Items listed in a dataset:
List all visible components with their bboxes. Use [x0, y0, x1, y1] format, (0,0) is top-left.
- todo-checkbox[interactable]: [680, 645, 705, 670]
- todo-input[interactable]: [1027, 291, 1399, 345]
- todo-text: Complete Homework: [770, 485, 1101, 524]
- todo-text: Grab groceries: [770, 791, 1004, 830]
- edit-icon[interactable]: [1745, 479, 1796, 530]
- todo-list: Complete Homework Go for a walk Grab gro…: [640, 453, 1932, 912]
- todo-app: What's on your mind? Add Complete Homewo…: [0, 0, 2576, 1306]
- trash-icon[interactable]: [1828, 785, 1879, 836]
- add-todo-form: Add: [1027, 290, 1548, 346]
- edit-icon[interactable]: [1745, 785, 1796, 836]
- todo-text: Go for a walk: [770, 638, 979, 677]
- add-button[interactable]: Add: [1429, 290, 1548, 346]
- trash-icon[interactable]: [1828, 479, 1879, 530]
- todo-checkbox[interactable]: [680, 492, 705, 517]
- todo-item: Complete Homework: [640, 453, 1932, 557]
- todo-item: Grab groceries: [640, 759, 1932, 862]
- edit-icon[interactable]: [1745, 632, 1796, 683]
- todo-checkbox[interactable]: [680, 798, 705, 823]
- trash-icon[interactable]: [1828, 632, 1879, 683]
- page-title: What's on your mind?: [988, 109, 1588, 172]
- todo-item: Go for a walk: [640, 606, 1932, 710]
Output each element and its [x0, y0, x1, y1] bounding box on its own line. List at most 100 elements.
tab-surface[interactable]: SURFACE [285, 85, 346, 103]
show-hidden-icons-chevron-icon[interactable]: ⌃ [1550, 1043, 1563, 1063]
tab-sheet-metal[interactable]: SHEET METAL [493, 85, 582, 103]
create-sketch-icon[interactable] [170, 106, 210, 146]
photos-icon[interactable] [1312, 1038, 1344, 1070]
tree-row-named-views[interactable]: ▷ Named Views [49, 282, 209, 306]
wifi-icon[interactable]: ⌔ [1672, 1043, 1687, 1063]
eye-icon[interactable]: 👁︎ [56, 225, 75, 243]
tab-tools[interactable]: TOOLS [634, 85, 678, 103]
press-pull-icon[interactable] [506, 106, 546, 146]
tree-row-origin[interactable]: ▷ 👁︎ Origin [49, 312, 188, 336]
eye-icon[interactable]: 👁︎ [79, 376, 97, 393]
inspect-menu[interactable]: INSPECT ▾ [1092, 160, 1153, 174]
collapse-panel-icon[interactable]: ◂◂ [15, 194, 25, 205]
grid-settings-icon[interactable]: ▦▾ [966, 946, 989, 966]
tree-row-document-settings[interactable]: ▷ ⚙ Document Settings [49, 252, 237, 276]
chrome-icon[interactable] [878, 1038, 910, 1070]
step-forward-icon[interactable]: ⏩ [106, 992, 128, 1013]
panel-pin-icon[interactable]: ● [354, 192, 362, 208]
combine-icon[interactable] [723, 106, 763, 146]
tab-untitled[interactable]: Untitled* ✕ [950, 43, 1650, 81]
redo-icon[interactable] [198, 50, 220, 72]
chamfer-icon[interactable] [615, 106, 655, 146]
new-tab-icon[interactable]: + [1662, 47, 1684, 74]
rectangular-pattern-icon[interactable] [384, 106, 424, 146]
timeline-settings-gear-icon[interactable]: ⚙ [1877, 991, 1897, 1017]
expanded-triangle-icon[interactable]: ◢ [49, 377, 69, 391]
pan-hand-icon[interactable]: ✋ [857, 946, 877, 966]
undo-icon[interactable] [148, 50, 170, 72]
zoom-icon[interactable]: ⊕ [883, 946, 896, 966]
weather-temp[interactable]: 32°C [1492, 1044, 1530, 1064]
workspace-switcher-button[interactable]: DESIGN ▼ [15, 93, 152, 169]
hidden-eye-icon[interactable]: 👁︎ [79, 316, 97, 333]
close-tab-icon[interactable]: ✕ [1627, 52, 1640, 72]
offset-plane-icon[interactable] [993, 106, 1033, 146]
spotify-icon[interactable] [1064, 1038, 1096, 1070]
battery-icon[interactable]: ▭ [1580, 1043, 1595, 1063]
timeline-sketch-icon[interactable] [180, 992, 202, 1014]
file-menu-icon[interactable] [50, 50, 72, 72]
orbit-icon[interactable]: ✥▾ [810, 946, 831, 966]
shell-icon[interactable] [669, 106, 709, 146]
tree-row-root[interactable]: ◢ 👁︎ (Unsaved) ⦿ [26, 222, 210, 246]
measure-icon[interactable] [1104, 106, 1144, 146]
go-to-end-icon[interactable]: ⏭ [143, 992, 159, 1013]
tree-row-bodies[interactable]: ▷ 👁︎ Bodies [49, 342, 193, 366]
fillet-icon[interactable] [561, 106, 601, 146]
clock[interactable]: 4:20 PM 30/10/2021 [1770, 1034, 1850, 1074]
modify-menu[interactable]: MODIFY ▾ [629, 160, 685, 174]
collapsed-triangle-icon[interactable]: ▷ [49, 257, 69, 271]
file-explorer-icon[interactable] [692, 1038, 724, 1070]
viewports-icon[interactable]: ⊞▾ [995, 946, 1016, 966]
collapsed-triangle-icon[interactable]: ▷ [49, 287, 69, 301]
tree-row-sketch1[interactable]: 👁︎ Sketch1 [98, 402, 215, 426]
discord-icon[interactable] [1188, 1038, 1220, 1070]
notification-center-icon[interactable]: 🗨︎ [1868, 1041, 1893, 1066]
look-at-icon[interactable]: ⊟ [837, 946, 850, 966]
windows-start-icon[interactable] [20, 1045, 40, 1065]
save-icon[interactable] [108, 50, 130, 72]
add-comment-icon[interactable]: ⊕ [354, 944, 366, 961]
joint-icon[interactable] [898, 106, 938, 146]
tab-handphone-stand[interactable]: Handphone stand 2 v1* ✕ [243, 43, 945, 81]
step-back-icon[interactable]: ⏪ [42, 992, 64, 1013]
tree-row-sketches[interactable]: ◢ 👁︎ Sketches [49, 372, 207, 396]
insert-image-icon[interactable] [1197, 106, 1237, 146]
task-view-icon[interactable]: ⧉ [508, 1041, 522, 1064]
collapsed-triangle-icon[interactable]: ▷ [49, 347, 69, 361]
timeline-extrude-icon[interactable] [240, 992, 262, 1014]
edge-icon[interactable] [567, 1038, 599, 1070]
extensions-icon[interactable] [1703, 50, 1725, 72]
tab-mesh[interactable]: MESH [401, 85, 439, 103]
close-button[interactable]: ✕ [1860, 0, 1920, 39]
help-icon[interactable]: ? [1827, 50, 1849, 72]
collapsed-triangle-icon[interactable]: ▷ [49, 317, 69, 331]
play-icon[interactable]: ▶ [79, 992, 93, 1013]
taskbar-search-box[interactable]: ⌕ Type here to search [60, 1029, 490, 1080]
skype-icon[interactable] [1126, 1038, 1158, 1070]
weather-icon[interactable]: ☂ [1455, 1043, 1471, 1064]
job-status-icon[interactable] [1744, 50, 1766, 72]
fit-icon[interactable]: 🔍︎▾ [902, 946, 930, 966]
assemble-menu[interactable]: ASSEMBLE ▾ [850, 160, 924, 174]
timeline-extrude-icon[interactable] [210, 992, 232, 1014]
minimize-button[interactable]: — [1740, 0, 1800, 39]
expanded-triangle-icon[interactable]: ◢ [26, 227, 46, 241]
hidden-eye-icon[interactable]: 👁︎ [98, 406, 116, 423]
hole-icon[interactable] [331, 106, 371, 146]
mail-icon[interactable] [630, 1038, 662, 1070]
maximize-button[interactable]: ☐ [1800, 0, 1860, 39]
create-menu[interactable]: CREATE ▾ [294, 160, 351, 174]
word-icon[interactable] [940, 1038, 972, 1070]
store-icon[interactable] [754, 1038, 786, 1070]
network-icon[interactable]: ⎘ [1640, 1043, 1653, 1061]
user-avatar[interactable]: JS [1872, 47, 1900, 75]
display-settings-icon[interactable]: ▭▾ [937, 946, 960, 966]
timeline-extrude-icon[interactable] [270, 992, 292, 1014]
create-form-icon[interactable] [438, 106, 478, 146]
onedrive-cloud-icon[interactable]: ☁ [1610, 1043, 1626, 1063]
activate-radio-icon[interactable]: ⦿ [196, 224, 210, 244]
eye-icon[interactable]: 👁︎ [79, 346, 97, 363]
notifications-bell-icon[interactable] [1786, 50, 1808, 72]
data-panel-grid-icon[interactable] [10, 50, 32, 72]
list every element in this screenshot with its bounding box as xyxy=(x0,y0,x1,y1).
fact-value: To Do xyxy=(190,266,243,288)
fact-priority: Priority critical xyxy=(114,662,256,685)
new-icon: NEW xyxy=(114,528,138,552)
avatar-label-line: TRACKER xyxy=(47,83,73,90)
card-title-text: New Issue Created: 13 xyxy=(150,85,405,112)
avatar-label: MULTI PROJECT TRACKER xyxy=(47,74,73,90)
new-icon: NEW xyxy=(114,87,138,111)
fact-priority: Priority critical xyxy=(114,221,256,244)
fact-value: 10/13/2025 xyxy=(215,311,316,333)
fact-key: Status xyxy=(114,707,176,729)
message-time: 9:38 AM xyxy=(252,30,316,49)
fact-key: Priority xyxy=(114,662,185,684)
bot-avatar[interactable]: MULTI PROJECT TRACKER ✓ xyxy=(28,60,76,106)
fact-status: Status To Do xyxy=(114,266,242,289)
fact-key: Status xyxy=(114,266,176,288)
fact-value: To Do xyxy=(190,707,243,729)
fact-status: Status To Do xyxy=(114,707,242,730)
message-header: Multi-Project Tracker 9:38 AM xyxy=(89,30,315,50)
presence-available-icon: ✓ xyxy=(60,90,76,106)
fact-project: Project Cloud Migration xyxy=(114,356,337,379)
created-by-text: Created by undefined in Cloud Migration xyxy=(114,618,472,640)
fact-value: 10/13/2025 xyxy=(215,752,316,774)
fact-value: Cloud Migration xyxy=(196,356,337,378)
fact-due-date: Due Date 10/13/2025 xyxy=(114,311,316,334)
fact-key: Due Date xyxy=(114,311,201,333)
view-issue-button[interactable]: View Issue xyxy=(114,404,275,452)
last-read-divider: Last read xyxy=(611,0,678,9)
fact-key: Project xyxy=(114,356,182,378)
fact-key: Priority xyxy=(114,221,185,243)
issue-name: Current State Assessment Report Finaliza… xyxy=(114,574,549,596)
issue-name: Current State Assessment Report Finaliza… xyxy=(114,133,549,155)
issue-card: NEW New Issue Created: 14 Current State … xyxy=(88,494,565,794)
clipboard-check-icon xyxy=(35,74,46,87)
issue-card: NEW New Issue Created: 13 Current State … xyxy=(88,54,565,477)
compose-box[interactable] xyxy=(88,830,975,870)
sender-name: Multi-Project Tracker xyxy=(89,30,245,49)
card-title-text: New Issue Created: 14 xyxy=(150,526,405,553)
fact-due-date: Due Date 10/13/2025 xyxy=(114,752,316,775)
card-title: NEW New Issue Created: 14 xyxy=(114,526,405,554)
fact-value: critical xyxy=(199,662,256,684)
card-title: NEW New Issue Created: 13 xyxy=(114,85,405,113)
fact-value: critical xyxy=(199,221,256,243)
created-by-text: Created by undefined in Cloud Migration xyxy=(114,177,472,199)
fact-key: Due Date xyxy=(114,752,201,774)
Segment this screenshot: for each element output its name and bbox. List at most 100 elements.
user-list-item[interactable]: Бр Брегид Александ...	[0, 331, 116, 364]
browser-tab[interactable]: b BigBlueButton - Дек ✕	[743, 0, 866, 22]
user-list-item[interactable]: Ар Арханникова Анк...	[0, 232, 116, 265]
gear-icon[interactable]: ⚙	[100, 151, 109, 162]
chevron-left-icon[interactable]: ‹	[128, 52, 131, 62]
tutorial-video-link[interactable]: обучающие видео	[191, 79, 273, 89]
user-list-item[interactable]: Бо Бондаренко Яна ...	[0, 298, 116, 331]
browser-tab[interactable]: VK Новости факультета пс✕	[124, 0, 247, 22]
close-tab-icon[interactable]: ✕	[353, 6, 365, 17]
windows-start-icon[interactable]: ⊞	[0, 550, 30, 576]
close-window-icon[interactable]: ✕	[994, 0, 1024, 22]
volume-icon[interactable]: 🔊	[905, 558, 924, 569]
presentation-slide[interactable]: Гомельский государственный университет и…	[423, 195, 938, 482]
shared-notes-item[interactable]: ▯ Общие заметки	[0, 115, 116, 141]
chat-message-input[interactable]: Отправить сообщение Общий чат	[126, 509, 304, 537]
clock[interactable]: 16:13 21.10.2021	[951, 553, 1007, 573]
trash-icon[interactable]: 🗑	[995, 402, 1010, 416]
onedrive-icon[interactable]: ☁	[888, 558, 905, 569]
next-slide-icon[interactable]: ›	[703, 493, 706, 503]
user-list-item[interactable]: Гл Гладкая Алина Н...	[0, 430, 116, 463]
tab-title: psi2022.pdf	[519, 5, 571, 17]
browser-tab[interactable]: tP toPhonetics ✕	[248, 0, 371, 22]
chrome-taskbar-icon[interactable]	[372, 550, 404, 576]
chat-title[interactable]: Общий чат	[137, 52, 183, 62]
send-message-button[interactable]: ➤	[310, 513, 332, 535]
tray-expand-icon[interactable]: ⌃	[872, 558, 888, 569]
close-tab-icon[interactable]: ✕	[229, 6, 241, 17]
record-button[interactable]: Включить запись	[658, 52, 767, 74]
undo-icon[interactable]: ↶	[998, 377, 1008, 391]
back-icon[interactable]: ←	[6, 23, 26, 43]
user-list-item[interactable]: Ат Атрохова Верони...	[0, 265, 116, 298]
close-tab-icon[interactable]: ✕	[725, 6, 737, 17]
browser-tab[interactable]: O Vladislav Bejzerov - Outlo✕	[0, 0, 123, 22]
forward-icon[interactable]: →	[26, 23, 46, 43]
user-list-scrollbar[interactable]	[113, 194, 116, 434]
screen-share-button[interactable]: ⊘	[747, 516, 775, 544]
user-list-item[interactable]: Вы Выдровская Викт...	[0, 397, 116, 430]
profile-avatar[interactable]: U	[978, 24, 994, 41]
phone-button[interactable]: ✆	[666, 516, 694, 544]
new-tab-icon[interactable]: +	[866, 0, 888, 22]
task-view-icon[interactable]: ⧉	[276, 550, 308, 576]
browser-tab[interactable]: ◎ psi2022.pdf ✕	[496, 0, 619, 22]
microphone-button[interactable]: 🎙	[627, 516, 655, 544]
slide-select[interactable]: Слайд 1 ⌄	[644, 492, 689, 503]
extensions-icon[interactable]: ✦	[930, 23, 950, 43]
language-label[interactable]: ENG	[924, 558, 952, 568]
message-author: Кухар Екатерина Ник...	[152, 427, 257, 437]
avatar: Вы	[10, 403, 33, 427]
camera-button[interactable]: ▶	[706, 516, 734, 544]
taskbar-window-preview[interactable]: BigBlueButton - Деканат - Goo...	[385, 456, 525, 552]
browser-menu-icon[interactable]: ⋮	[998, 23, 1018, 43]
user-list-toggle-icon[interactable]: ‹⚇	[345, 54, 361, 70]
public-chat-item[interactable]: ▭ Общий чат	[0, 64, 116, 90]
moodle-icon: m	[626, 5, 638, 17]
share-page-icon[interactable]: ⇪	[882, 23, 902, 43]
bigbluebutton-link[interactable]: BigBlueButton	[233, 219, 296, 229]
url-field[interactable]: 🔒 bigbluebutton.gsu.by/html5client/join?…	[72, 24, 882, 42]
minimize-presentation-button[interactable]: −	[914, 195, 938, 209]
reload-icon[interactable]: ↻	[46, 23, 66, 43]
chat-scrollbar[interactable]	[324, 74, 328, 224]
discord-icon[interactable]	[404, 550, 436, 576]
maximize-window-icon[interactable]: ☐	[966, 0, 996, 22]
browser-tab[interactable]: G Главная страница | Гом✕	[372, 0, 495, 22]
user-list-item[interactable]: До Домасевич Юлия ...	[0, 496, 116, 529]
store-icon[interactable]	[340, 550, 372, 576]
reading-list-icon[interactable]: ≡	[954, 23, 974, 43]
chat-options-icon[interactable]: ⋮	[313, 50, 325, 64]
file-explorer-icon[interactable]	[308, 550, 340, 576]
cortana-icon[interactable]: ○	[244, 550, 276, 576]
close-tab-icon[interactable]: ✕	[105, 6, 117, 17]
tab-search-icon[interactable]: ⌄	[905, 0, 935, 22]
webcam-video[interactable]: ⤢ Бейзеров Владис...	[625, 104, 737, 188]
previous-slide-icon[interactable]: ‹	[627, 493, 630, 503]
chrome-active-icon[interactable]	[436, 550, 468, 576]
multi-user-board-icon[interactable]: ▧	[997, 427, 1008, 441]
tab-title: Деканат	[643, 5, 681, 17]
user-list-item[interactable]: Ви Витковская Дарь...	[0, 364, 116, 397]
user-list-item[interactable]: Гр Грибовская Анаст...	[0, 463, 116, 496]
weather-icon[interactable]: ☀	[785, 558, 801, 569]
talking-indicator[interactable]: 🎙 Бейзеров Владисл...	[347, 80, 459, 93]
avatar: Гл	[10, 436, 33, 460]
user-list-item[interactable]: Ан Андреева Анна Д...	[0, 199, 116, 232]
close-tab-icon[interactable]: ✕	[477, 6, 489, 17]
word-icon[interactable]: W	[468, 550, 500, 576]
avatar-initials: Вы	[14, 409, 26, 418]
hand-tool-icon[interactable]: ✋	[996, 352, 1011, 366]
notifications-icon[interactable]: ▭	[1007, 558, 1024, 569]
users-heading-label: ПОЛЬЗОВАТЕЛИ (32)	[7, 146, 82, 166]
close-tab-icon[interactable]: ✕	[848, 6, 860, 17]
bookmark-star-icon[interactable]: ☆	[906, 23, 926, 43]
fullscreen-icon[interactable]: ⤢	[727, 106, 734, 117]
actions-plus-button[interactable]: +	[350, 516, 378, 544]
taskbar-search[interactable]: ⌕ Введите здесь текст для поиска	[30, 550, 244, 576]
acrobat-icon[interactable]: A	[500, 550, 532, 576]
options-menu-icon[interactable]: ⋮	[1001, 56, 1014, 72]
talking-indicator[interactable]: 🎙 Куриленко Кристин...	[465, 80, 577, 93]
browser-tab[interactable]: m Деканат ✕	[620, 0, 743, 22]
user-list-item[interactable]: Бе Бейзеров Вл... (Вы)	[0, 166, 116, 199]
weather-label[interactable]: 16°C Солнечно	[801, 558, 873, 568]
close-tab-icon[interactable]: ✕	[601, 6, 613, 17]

### Required task
Please print the records again without changes, starting at the beginning and ending after the line that contains "- edit-icon[interactable]: [1745, 479, 1796, 530]".

### Answer to the problem
List all visible components with their bboxes. Use [x0, y0, x1, y1] format, (0,0) is top-left.
- todo-checkbox[interactable]: [680, 645, 705, 670]
- todo-input[interactable]: [1027, 291, 1399, 345]
- todo-text: Complete Homework: [770, 485, 1101, 524]
- todo-text: Grab groceries: [770, 791, 1004, 830]
- edit-icon[interactable]: [1745, 479, 1796, 530]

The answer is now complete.